=== What you are asked to do ===
Please put the lines below into a Markdown table with two columns, "Row" for the row number and "Line" for the line itself. Leave out any blank lines.

* START Records provided *

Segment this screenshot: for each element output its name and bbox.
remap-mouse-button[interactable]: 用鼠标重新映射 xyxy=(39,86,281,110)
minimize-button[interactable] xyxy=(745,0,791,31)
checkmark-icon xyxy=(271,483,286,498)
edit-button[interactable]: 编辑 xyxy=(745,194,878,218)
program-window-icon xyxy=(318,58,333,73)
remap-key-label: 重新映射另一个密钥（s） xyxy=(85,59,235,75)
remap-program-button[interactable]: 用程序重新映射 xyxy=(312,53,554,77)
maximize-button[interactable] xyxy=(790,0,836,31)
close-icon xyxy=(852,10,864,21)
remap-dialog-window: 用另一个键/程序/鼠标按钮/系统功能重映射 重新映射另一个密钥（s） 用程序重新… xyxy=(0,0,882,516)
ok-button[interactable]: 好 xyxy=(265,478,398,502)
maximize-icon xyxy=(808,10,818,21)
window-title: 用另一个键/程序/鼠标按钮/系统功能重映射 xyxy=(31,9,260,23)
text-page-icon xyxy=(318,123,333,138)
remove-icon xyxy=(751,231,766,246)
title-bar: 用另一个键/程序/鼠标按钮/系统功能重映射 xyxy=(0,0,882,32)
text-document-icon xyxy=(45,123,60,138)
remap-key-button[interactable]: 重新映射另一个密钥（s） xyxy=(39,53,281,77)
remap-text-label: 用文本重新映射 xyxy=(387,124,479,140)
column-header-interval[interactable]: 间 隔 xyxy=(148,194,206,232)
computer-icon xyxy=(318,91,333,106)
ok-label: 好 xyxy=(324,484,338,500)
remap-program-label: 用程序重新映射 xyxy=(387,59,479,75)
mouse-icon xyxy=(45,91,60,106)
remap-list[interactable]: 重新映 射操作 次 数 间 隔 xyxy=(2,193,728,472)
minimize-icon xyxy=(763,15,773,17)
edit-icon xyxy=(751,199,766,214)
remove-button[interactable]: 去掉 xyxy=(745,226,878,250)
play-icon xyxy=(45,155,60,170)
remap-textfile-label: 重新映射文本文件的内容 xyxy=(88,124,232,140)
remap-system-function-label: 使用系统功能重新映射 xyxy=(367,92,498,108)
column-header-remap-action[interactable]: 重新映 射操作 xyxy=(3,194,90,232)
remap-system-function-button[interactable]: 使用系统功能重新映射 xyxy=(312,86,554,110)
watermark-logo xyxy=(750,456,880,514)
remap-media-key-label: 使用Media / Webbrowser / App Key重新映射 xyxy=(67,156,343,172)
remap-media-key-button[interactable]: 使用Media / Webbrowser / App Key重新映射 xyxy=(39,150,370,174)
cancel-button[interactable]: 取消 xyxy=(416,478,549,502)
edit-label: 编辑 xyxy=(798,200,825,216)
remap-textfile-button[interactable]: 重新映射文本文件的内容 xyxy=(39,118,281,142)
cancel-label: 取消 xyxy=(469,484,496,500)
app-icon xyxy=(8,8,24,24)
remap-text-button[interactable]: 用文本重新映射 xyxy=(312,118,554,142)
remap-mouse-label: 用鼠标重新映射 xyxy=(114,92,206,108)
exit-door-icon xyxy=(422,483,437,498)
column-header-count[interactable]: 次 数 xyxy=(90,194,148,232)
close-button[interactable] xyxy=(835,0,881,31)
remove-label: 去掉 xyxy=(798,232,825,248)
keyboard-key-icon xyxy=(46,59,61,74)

* END Records provided *

=== Task result ===
| Row | Line |
|---|---|
| 1 | Segment this screenshot: for each element output its name and bbox. |
| 2 | remap-mouse-button[interactable]: 用鼠标重新映射 xyxy=(39,86,281,110) |
| 3 | minimize-button[interactable] xyxy=(745,0,791,31) |
| 4 | checkmark-icon xyxy=(271,483,286,498) |
| 5 | edit-button[interactable]: 编辑 xyxy=(745,194,878,218) |
| 6 | program-window-icon xyxy=(318,58,333,73) |
| 7 | remap-key-label: 重新映射另一个密钥（s） xyxy=(85,59,235,75) |
| 8 | remap-program-button[interactable]: 用程序重新映射 xyxy=(312,53,554,77) |
| 9 | maximize-button[interactable] xyxy=(790,0,836,31) |
| 10 | close-icon xyxy=(852,10,864,21) |
| 11 | remap-dialog-window: 用另一个键/程序/鼠标按钮/系统功能重映射 重新映射另一个密钥（s） 用程序重新… xyxy=(0,0,882,516) |
| 12 | ok-button[interactable]: 好 xyxy=(265,478,398,502) |
| 13 | maximize-icon xyxy=(808,10,818,21) |
| 14 | window-title: 用另一个键/程序/鼠标按钮/系统功能重映射 xyxy=(31,9,260,23) |
| 15 | text-page-icon xyxy=(318,123,333,138) |
| 16 | remove-icon xyxy=(751,231,766,246) |
| 17 | title-bar: 用另一个键/程序/鼠标按钮/系统功能重映射 xyxy=(0,0,882,32) |
| 18 | text-document-icon xyxy=(45,123,60,138) |
| 19 | remap-key-button[interactable]: 重新映射另一个密钥（s） xyxy=(39,53,281,77) |
| 20 | remap-text-label: 用文本重新映射 xyxy=(387,124,479,140) |
| 21 | column-header-interval[interactable]: 间 隔 xyxy=(148,194,206,232) |
| 22 | computer-icon xyxy=(318,91,333,106) |
| 23 | ok-label: 好 xyxy=(324,484,338,500) |
| 24 | remap-program-label: 用程序重新映射 xyxy=(387,59,479,75) |
| 25 | mouse-icon xyxy=(45,91,60,106) |
| 26 | remap-list[interactable]: 重新映 射操作 次 数 间 隔 xyxy=(2,193,728,472) |
| 27 | minimize-icon xyxy=(763,15,773,17) |
| 28 | edit-icon xyxy=(751,199,766,214) |
| 29 | remove-button[interactable]: 去掉 xyxy=(745,226,878,250) |
| 30 | play-icon xyxy=(45,155,60,170) |
| 31 | remap-textfile-label: 重新映射文本文件的内容 xyxy=(88,124,232,140) |
| 32 | remap-system-function-label: 使用系统功能重新映射 xyxy=(367,92,498,108) |
| 33 | column-header-remap-action[interactable]: 重新映 射操作 xyxy=(3,194,90,232) |
| 34 | remap-system-function-button[interactable]: 使用系统功能重新映射 xyxy=(312,86,554,110) |
| 35 | watermark-logo xyxy=(750,456,880,514) |
| 36 | remap-media-key-label: 使用Media / Webbrowser / App Key重新映射 xyxy=(67,156,343,172) |
| 37 | remap-media-key-button[interactable]: 使用Media / Webbrowser / App Key重新映射 xyxy=(39,150,370,174) |
| 38 | cancel-button[interactable]: 取消 xyxy=(416,478,549,502) |
| 39 | edit-label: 编辑 xyxy=(798,200,825,216) |
| 40 | remap-textfile-button[interactable]: 重新映射文本文件的内容 xyxy=(39,118,281,142) |
| 41 | cancel-label: 取消 xyxy=(469,484,496,500) |
| 42 | app-icon xyxy=(8,8,24,24) |
| 43 | remap-text-button[interactable]: 用文本重新映射 xyxy=(312,118,554,142) |
| 44 | remap-mouse-label: 用鼠标重新映射 xyxy=(114,92,206,108) |
| 45 | exit-door-icon xyxy=(422,483,437,498) |
| 46 | column-header-count[interactable]: 次 数 xyxy=(90,194,148,232) |
| 47 | close-button[interactable] xyxy=(835,0,881,31) |
| 48 | remove-label: 去掉 xyxy=(798,232,825,248) |
| 49 | keyboard-key-icon xyxy=(46,59,61,74) |